* **Task directions**
Look for the word "提高演示制作效率的必备快捷键指南" in the entries below, then copy every line that has it.

--- Begin Supplied information ---

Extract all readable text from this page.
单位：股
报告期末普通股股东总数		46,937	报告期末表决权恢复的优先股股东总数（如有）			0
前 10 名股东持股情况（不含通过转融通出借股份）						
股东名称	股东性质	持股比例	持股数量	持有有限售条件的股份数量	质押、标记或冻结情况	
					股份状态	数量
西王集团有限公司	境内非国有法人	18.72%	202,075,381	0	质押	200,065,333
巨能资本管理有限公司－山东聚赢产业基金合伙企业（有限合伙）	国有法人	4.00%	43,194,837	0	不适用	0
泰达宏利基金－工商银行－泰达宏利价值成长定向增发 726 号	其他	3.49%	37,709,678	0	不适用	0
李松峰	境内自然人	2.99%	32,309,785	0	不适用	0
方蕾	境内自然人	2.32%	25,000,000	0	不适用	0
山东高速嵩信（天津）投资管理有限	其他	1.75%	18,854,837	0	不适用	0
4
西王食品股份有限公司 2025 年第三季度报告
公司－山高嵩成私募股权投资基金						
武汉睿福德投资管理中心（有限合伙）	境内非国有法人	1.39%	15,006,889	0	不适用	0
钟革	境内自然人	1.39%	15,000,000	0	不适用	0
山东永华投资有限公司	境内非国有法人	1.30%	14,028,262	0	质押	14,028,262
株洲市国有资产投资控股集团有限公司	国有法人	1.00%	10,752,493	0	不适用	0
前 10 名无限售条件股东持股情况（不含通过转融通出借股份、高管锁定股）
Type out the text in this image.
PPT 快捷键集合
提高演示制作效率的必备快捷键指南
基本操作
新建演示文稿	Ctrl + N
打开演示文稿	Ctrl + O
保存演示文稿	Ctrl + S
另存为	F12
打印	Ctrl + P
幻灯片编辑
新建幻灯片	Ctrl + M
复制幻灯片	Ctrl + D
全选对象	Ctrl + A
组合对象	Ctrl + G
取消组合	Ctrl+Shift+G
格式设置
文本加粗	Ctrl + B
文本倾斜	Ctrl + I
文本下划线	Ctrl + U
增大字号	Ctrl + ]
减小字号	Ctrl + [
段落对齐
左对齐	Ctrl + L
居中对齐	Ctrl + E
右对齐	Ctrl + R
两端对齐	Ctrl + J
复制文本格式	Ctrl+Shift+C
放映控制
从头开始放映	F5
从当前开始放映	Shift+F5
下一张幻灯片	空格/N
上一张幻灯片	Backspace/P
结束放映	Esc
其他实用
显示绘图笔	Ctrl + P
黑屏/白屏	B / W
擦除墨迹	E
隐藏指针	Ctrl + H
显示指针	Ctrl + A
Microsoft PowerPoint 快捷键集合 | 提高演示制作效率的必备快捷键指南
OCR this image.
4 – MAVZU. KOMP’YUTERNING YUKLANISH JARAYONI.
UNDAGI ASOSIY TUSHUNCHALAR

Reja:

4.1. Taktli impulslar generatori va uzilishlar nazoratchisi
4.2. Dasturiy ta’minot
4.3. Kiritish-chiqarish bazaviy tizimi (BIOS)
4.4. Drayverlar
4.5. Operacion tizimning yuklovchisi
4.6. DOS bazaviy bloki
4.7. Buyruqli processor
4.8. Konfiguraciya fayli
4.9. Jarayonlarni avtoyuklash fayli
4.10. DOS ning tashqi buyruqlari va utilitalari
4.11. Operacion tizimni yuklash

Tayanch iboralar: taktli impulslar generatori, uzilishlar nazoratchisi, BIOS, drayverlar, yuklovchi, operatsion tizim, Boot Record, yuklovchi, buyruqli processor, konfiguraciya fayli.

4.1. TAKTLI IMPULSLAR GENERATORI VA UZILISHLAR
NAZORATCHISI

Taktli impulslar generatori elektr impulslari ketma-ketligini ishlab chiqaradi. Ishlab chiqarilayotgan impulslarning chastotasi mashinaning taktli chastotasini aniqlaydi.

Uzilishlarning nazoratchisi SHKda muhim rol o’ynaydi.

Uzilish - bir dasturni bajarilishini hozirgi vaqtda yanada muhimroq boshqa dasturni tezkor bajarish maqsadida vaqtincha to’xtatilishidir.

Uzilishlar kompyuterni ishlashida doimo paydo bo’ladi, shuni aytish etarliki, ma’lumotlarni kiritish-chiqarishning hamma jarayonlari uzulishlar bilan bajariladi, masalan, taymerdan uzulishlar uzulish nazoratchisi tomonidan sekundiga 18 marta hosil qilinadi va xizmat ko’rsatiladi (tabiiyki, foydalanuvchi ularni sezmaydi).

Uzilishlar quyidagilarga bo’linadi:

--- End Supplied information ---

* **Exercise output**
提高演示制作效率的必备快捷键指南
Microsoft PowerPoint 快捷键集合 | 提高演示制作效率的必备快捷键指南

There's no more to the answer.